(Stored records)
==========
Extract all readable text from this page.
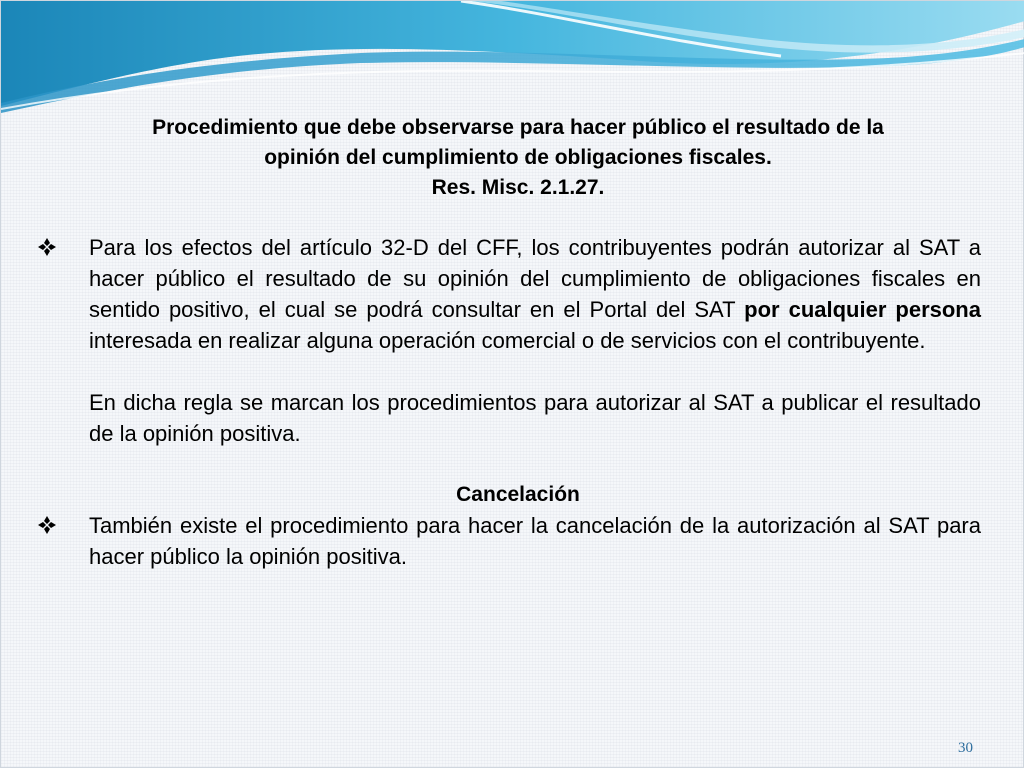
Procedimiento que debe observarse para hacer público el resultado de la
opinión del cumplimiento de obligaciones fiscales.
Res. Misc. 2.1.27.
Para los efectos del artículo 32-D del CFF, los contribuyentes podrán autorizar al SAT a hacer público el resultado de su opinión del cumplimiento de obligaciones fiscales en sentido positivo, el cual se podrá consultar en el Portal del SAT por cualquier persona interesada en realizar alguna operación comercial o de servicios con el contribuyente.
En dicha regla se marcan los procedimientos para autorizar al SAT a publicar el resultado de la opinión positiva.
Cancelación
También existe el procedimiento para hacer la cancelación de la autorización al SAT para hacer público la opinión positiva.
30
==========
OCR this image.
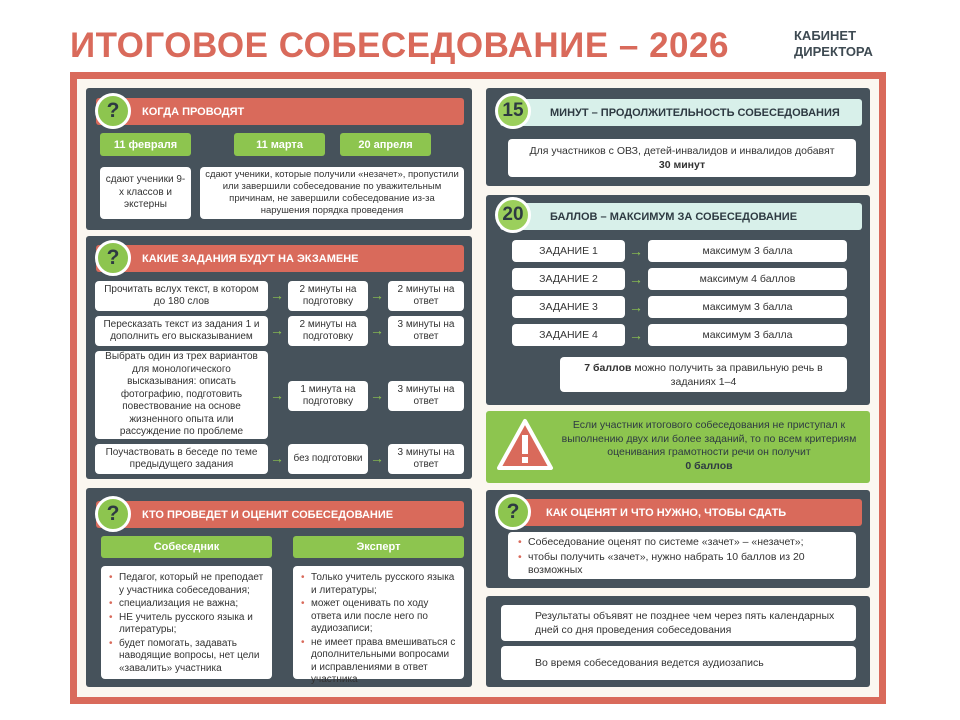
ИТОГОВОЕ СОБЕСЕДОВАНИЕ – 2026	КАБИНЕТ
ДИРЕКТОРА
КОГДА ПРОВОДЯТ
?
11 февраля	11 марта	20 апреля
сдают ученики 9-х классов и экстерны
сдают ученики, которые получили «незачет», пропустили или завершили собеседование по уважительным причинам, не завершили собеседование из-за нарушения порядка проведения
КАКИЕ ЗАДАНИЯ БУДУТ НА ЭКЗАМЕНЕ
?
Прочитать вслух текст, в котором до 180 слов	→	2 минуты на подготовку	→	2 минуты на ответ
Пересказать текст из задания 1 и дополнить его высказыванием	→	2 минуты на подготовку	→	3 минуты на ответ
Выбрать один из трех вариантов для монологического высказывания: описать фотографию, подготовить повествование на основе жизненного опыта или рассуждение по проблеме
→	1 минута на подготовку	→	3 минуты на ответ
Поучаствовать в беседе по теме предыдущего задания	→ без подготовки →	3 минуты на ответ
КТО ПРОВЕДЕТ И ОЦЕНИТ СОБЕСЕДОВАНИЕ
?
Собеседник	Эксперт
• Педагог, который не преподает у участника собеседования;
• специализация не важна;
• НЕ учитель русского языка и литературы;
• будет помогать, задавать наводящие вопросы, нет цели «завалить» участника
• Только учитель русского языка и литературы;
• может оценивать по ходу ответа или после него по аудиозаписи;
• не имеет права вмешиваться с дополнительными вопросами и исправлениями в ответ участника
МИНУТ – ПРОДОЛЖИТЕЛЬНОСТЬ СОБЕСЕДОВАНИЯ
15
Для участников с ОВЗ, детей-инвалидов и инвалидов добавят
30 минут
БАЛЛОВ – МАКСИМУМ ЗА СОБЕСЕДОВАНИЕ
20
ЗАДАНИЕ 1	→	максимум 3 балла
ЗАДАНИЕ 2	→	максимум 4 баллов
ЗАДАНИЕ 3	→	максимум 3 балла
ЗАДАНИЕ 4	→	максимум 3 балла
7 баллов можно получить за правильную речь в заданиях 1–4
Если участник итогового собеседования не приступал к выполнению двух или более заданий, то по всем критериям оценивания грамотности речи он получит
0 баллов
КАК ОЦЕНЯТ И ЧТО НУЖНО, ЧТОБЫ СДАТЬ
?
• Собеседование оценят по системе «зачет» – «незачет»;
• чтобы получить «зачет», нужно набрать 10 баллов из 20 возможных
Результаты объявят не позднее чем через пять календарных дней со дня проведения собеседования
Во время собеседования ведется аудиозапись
==========
**WRITTEN REQUEST:**
Reproduce each line of the material containing the word "проведения".

**THE ANSWER:**
сдают ученики, которые получили «незачет», пропустили или завершили собеседование по уважительным причинам, не завершили собеседование из-за нарушения порядка проведения
Результаты объявят не позднее чем через пять календарных дней со дня проведения собеседования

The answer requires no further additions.